The Implementation of Evolutionary Concepts in Medical Research

Yathushaa Navinan2024-07-05

Evolutionary medicine examines why diseases exist by looking at human evolution. This field offers explanations for various health issues and suggests strategies for treatment and prevention. Let's explore how understanding our evolutionary past can improve our health in the present.

Evolutionary medicine, also known as Darwinian medicine, is the combination of evolutionary biology, including concepts such as natural selection and survival of the fittest, and human medicine. This is useful as hypotheses and theories for why certain diseases exist can be formulated, therefore improving understanding of human disease and enabling development of more efficient treatments. Despite the potential of evolutionary medicine, it has yet to be integrated in the curriculum of medical schools. This potential can be demonstrated by the already existing evolutionary hypotheses for human diseases: heterozygous advantage, adaptation to ancestral environment and antagonistic pleiotropy.

Heterozygous advantage

This is one of the most common evolutionary explanations for disease, referring to the phenomenon where being a carrier of a disease is actually advantageous for an individual due to being heterozygous (having one dominant allele and one recessive allele), whereas individuals who inherit two of the disadvantageous alleles and are thus homozygous, end up inheriting the disease [1].
++++++
### What this exercise asks
1 – Answer these questions from the article on evolutionary medicine:
(a) What other name does it give for evolutionary medicine?
(b) Which three evolutionary hypotheses for human diseases does it name?
(c) How does it define being heterozygous?
2 – Carry the article on evolutionary medicine forward from its final sentence.
++++++
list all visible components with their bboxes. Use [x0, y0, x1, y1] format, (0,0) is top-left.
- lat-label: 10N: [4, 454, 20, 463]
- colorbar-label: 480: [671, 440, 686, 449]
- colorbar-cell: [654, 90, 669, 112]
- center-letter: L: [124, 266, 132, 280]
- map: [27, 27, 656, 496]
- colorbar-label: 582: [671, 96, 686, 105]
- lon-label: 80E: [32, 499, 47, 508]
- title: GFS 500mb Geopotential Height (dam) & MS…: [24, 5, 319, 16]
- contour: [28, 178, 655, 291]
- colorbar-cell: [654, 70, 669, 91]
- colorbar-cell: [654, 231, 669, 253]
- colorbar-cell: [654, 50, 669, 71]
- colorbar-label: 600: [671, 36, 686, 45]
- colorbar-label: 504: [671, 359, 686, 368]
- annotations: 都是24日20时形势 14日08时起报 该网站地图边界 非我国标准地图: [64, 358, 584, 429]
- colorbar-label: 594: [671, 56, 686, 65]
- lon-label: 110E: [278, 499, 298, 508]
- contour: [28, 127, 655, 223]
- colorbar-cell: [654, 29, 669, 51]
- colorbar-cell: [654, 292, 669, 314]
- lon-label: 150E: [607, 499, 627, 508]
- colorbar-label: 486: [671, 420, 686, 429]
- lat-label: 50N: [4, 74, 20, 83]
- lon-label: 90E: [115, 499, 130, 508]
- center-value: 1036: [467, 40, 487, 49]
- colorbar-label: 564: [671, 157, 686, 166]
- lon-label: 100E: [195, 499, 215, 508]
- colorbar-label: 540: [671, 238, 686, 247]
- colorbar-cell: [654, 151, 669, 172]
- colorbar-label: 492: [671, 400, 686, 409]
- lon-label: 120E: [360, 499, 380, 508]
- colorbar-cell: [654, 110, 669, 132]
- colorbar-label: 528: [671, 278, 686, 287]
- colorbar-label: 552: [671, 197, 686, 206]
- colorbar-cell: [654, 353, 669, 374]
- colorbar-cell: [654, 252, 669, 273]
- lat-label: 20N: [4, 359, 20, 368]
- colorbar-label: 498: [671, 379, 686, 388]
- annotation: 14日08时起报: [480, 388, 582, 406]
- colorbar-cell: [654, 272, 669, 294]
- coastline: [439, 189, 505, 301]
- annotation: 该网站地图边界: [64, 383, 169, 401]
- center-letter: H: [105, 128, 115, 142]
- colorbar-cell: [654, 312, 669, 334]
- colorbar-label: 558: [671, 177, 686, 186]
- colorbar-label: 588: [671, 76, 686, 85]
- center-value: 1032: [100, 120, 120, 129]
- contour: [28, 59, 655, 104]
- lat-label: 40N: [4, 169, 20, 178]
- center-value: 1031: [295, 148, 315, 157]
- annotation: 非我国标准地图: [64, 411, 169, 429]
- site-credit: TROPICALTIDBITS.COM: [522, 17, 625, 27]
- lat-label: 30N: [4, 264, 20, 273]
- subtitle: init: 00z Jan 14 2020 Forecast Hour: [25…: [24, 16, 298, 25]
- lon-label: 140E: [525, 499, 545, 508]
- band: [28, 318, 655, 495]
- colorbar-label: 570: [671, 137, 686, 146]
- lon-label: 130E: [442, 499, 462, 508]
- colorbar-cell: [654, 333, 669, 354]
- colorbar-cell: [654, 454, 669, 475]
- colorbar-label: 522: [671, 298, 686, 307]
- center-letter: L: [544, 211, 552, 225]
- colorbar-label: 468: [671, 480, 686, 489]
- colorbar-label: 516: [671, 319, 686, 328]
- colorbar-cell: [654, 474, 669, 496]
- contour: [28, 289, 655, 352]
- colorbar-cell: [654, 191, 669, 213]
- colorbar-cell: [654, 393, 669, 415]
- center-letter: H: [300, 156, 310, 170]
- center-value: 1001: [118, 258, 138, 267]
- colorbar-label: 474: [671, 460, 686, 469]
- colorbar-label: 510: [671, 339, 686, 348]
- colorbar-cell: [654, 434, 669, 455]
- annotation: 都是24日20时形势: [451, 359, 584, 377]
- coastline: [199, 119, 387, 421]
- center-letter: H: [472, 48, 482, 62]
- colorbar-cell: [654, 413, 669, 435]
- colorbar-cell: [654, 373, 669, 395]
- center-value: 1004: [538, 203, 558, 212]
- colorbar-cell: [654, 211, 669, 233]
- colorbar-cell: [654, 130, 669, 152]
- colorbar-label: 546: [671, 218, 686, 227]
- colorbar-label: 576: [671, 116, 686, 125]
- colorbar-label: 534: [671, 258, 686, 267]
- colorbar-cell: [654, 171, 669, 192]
++++++
### Your written answers
1 –
(a) Darwinian medicine.
(b) Heterozygous advantage, adaptation to ancestral environment, and antagonistic pleiotropy.
(c) Having one dominant allele and one recessive allele.

2 –
A classic example of this is sickle cell anemia, where individuals who are heterozygous for the HbAS allele had improved immunity to several malarial infections due to enhanced phagocytosis of infected red blood cells containing malaria parasites [1]. However, those who end up homozygous for the allele contract sickle cell disease [1]. Despite this severe disadvantage to individuals who are homozygous for the HbAS allele, natural selection has favoured maintenance of the allele in areas of Africa where malaria is more prominent, as “carriers of the sickle cell train enjoy a greater than 90% protection against severe malaria” [1]. Similar examples to sickle cell anaemia include other human blood diseases that have evolved as adaptations against malarial infections such as haemoglobin C and haemoglobin E disease, alpha-thalassemia and glucose-6-phosphate dehydrogenase deficiency [1]. 

Other diseases that can be explained by this postulation include cystic fibrosis and phenylketonuria [1]. 

Adaptation to ancestral environment

‘Evolutionary mismatches’ are hypothesized to be the cause of many modern-day diseases. This explanation refers to diseases that result from “the inability of our biology to keep pace with cultural change” [2]. To explain this further, our physical and cultural environments changed much faster than evolutionary processes such as natural selection could alter our allele frequency, and as a result our bodies are still adapted to ancestral environments e.g. the African Savannah [1]. 

Numerous diseases arise because of this mismatch between genes and the environment, for example, C282Y is a common gene mutation observed in those with hemochromatosis, and is postulated to have occurred due to our ancestors switching from a Paleolithic hunter-gatherer diet that was rich in red meat (and therefore iron) to a Neolithic cereal grain diet that occurred due to the founding of agriculture [1]. This caused the C282Y mutation to be more beneficial for our Neolithic ancestors as it provided a fitness advantage by resulting in greater iron stores, however the mutation manifested as a disease in modern society once our nutritional intake improved and caused individuals with C282Y to have excess iron stores that prove detrimental [1].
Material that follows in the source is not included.